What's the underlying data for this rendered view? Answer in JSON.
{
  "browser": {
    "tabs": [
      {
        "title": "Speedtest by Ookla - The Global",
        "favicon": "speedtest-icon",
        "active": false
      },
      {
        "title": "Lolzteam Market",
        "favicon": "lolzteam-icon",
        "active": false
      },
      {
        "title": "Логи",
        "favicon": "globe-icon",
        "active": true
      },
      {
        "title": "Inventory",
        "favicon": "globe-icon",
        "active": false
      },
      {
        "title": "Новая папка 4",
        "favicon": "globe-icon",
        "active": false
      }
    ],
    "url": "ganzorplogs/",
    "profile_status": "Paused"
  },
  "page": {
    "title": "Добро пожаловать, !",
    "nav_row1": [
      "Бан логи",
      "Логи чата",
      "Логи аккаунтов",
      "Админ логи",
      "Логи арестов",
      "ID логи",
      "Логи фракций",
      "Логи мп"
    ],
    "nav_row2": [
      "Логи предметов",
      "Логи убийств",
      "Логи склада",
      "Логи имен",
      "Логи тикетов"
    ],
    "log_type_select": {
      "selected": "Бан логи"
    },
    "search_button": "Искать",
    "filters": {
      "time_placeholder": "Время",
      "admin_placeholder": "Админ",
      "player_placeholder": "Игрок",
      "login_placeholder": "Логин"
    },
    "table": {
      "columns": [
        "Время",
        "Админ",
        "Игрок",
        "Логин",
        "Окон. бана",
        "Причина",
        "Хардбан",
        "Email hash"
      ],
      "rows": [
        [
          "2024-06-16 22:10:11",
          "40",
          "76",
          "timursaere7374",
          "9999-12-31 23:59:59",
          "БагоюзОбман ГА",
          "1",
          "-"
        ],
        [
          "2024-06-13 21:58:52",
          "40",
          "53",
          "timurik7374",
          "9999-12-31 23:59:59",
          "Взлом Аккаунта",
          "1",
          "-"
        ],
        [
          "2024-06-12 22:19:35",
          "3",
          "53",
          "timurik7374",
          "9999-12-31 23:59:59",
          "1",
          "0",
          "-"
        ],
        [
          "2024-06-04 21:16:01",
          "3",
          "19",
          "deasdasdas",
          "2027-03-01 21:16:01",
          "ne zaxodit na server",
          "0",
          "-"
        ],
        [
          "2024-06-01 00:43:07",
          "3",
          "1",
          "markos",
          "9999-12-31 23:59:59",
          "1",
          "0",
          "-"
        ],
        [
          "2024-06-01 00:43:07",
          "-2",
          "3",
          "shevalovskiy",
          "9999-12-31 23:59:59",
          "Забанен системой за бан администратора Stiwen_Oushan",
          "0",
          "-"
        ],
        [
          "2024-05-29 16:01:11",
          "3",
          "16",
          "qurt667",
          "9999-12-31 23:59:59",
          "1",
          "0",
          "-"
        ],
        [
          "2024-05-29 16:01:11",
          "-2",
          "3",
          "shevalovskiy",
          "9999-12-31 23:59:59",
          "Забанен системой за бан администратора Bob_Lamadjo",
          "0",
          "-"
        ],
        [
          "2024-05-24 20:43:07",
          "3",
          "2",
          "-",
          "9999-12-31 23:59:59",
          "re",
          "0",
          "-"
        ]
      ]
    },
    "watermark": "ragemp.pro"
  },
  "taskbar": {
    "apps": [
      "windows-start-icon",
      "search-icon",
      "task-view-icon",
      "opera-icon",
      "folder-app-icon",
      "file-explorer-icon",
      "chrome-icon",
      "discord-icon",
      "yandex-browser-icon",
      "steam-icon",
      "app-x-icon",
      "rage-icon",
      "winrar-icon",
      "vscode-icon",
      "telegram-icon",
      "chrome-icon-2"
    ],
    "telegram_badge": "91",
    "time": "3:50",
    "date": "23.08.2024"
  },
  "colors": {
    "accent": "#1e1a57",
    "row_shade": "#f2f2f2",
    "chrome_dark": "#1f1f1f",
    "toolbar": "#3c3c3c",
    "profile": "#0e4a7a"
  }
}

_What the task asks_
Locate the word "Забанен" in the records above, and return each line that has it.

_Expected answer_
          "Забанен системой за бан администратора Stiwen_Oushan",
          "Забанен системой за бан администратора Bob_Lamadjo",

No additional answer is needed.